● **Text block**
══════════

“I am really sorry,” she said, head dropping, eyes clouding, as she let the needle and syringe fall back into the tray.
“It’s not your fault,” I replied.
“I am usually quite good at these but Sister did say it might be a tricky one.”
“You’ve only had two attempts,” I point out. “Have another go.”
“No, she told me if I couldn’t get it in with two, to leave it and find someone else.”
She looked so despondent. Suddenly I didn’t want her to feel she had failed. It wasn’t her fault I had dodgy veins – it wasn’t mine either, it was the arbitrary nature of the infection which had brought me here. Here I was, my second day on a ward, being pumped full of three anti- biotics and paracetamol to control the soaring temperature. But how many people need to ascribe externality to their illnesses, to find someone or something to blame? How many healthcare professionals are seen as the agent of the diseases they are helping to manage? I didn’t know the answer to that, but I was certain that this staff nurse, who had been so attentive in doing my observations every two hours, was not going to take responsibility for my venous shut down or her inability therefore to site a new line.

══════════

● **Information given**
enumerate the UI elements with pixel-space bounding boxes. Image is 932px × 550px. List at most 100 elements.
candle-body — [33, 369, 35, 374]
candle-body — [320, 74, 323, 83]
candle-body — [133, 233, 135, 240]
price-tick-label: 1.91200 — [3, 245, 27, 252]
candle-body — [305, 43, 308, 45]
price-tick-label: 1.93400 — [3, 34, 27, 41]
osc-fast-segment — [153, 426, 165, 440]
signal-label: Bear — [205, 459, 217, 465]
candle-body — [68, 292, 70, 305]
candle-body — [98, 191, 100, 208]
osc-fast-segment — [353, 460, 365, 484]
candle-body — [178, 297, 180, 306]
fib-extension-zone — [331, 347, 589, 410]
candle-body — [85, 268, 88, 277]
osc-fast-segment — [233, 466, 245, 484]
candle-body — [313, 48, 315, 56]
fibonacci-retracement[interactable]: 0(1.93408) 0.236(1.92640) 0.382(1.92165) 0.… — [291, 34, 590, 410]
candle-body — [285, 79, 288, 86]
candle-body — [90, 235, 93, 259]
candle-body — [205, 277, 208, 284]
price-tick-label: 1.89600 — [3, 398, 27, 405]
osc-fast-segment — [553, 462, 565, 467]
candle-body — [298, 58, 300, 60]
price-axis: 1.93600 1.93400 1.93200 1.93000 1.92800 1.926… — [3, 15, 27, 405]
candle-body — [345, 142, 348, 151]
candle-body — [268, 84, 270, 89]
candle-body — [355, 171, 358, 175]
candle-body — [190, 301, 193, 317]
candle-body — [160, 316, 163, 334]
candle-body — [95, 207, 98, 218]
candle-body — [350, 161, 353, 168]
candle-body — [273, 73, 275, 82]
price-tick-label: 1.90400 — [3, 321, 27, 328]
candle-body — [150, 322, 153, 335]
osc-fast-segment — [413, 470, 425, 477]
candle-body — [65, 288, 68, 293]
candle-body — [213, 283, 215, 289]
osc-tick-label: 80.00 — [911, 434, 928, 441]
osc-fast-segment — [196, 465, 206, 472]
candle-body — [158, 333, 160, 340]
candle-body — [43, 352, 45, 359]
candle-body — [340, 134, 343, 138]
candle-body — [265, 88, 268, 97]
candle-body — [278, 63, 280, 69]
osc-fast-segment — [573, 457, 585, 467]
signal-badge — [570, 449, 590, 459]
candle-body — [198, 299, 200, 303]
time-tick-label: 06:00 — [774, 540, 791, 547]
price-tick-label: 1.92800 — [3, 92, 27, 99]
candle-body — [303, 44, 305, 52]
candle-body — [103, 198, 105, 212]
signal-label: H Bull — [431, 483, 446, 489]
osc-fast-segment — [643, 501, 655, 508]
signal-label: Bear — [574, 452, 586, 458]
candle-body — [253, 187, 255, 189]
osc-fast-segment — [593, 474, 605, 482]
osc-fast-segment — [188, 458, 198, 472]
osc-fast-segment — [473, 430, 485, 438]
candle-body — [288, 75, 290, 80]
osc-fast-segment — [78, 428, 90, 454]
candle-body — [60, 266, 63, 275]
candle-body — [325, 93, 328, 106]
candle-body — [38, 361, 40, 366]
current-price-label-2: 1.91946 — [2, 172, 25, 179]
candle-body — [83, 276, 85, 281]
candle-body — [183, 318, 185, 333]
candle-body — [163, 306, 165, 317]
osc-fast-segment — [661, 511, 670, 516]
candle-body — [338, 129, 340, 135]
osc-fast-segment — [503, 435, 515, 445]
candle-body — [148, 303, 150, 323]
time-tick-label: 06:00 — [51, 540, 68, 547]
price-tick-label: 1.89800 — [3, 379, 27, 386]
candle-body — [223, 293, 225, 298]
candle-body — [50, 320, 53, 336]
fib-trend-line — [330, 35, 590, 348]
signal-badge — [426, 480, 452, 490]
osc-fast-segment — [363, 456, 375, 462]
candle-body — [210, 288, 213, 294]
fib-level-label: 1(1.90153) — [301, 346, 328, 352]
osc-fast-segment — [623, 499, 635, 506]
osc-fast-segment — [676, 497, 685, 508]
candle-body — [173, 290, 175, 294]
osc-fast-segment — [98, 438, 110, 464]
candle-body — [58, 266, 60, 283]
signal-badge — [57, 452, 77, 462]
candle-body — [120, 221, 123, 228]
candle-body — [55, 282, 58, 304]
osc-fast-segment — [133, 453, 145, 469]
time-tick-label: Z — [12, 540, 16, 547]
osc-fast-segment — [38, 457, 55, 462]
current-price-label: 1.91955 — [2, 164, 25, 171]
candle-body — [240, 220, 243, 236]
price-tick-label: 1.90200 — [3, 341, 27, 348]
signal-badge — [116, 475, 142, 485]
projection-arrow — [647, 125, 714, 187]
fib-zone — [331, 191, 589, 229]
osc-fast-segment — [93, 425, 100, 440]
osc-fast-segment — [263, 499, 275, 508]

══════════

● **Required work**
A. According to the ward passage, how often had the staff nurse been doing the observations?
B. Retype the section of the ward passage that starts with the words containing "She looked so" and ends with "a new line.".
The listing is separate from the ward passage and serves only as unrelated material.

● **Responses per task**
A. Every two hours.

B.
She looked so despondent. Suddenly I didn’t want her to feel she had failed. It wasn’t her fault I had dodgy veins – it wasn’t mine either, it was the arbitrary nature of the infection which had brought me here. Here I was, my second day on a ward, being pumped full of three anti- biotics and paracetamol to control the soaring temperature. But how many people need to ascribe externality to their illnesses, to find someone or something to blame? How many healthcare professionals are seen as the agent of the diseases they are helping to manage? I didn’t know the answer to that, but I was certain that this staff nurse, who had been so attentive in doing my observations every two hours, was not going to take responsibility for my venous shut down or her inability therefore to site a new line.